— Start of Exercise input —

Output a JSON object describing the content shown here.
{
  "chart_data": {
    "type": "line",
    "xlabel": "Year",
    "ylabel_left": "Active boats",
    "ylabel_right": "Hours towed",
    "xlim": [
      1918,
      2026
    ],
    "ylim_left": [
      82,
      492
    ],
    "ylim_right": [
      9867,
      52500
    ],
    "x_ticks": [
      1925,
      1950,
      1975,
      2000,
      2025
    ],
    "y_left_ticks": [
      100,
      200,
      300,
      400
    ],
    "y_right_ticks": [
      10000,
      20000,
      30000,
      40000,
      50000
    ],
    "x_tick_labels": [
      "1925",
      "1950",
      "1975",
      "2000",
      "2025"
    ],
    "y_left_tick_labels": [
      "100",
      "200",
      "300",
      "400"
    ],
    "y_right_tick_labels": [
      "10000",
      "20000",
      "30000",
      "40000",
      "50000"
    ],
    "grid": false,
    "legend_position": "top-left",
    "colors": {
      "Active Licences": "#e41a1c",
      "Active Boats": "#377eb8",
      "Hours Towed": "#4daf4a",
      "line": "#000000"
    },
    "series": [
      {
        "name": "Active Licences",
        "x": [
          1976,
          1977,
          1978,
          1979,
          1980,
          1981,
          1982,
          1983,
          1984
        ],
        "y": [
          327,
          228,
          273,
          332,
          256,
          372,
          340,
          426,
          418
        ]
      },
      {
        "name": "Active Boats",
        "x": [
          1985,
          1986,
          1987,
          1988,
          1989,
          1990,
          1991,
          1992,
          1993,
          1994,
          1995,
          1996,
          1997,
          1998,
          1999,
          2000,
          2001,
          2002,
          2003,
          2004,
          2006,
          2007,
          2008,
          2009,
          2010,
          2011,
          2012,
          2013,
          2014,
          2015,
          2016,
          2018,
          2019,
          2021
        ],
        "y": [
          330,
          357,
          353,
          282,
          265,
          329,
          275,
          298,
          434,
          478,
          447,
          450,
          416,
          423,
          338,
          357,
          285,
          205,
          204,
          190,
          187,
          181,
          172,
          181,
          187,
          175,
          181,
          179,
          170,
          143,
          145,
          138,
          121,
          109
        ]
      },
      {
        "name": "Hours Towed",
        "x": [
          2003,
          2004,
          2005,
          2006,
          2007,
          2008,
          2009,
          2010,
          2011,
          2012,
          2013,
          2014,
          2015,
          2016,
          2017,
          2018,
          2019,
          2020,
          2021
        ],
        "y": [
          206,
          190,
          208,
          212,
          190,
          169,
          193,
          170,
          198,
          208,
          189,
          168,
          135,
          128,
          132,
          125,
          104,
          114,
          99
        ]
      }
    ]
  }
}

— End of Exercise input —

What is needed ▸
Give the entries once more, exactly as they appear.

Completed task ▸
Output a JSON object describing the content shown here.
{
  "chart_data": {
    "type": "line",
    "xlabel": "Year",
    "ylabel_left": "Active boats",
    "ylabel_right": "Hours towed",
    "xlim": [
      1918,
      2026
    ],
    "ylim_left": [
      82,
      492
    ],
    "ylim_right": [
      9867,
      52500
    ],
    "x_ticks": [
      1925,
      1950,
      1975,
      2000,
      2025
    ],
    "y_left_ticks": [
      100,
      200,
      300,
      400
    ],
    "y_right_ticks": [
      10000,
      20000,
      30000,
      40000,
      50000
    ],
    "x_tick_labels": [
      "1925",
      "1950",
      "1975",
      "2000",
      "2025"
    ],
    "y_left_tick_labels": [
      "100",
      "200",
      "300",
      "400"
    ],
    "y_right_tick_labels": [
      "10000",
      "20000",
      "30000",
      "40000",
      "50000"
    ],
    "grid": false,
    "legend_position": "top-left",
    "colors": {
      "Active Licences": "#e41a1c",
      "Active Boats": "#377eb8",
      "Hours Towed": "#4daf4a",
      "line": "#000000"
    },
    "series": [
      {
        "name": "Active Licences",
        "x": [
          1976,
          1977,
          1978,
          1979,
          1980,
          1981,
          1982,
          1983,
          1984
        ],
        "y": [
          327,
          228,
          273,
          332,
          256,
          372,
          340,
          426,
          418
        ]
      },
      {
        "name": "Active Boats",
        "x": [
          1985,
          1986,
          1987,
          1988,
          1989,
          1990,
          1991,
          1992,
          1993,
          1994,
          1995,
          1996,
          1997,
          1998,
          1999,
          2000,
          2001,
          2002,
          2003,
          2004,
          2006,
          2007,
          2008,
          2009,
          2010,
          2011,
          2012,
          2013,
          2014,
          2015,
          2016,
          2018,
          2019,
          2021
        ],
        "y": [
          330,
          357,
          353,
          282,
          265,
          329,
          275,
          298,
          434,
          478,
          447,
          450,
          416,
          423,
          338,
          357,
          285,
          205,
          204,
          190,
          187,
          181,
          172,
          181,
          187,
          175,
          181,
          179,
          170,
          143,
          145,
          138,
          121,
          109
        ]
      },
      {
        "name": "Hours Towed",
        "x": [
          2003,
          2004,
          2005,
          2006,
          2007,
          2008,
          2009,
          2010,
          2011,
          2012,
          2013,
          2014,
          2015,
          2016,
          2017,
          2018,
          2019,
          2020,
          2021
        ],
        "y": [
          206,
          190,
          208,
          212,
          190,
          169,
          193,
          170,
          198,
          208,
          189,
          168,
          135,
          128,
          132,
          125,
          104,
          114,
          99
        ]
      }
    ]
  }
}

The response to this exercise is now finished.